WHAT NEEDS TO BE DONE – Quote each record exactly, please, leaving none out.

Data items –
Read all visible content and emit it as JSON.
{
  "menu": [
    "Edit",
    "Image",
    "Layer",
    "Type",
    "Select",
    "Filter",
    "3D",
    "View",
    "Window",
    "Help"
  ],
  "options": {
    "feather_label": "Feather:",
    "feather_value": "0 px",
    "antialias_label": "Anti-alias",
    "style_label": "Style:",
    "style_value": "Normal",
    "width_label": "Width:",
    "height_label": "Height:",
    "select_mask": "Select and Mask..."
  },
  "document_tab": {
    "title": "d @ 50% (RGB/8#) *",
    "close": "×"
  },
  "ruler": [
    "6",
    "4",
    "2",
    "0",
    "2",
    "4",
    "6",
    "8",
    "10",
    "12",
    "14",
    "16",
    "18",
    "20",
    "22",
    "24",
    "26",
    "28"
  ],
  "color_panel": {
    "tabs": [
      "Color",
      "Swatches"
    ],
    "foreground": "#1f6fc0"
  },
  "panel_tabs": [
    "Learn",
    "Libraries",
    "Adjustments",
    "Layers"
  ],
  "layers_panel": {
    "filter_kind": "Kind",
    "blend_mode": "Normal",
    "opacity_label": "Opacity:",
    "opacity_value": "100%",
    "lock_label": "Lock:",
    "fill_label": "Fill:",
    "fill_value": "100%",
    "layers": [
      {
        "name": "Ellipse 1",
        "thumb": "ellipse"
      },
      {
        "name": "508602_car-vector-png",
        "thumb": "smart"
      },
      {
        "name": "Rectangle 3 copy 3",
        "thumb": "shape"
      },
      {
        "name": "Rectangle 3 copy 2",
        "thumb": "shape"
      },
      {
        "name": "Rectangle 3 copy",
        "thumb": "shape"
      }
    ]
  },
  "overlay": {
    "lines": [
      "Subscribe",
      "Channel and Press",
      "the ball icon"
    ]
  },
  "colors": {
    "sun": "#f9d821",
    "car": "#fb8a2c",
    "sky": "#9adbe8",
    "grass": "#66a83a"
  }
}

CORRECT RESULT –
Read all visible content and emit it as JSON.
{
  "menu": [
    "Edit",
    "Image",
    "Layer",
    "Type",
    "Select",
    "Filter",
    "3D",
    "View",
    "Window",
    "Help"
  ],
  "options": {
    "feather_label": "Feather:",
    "feather_value": "0 px",
    "antialias_label": "Anti-alias",
    "style_label": "Style:",
    "style_value": "Normal",
    "width_label": "Width:",
    "height_label": "Height:",
    "select_mask": "Select and Mask..."
  },
  "document_tab": {
    "title": "d @ 50% (RGB/8#) *",
    "close": "×"
  },
  "ruler": [
    "6",
    "4",
    "2",
    "0",
    "2",
    "4",
    "6",
    "8",
    "10",
    "12",
    "14",
    "16",
    "18",
    "20",
    "22",
    "24",
    "26",
    "28"
  ],
  "color_panel": {
    "tabs": [
      "Color",
      "Swatches"
    ],
    "foreground": "#1f6fc0"
  },
  "panel_tabs": [
    "Learn",
    "Libraries",
    "Adjustments",
    "Layers"
  ],
  "layers_panel": {
    "filter_kind": "Kind",
    "blend_mode": "Normal",
    "opacity_label": "Opacity:",
    "opacity_value": "100%",
    "lock_label": "Lock:",
    "fill_label": "Fill:",
    "fill_value": "100%",
    "layers": [
      {
        "name": "Ellipse 1",
        "thumb": "ellipse"
      },
      {
        "name": "508602_car-vector-png",
        "thumb": "smart"
      },
      {
        "name": "Rectangle 3 copy 3",
        "thumb": "shape"
      },
      {
        "name": "Rectangle 3 copy 2",
        "thumb": "shape"
      },
      {
        "name": "Rectangle 3 copy",
        "thumb": "shape"
      }
    ]
  },
  "overlay": {
    "lines": [
      "Subscribe",
      "Channel and Press",
      "the ball icon"
    ]
  },
  "colors": {
    "sun": "#f9d821",
    "car": "#fb8a2c",
    "sky": "#9adbe8",
    "grass": "#66a83a"
  }
}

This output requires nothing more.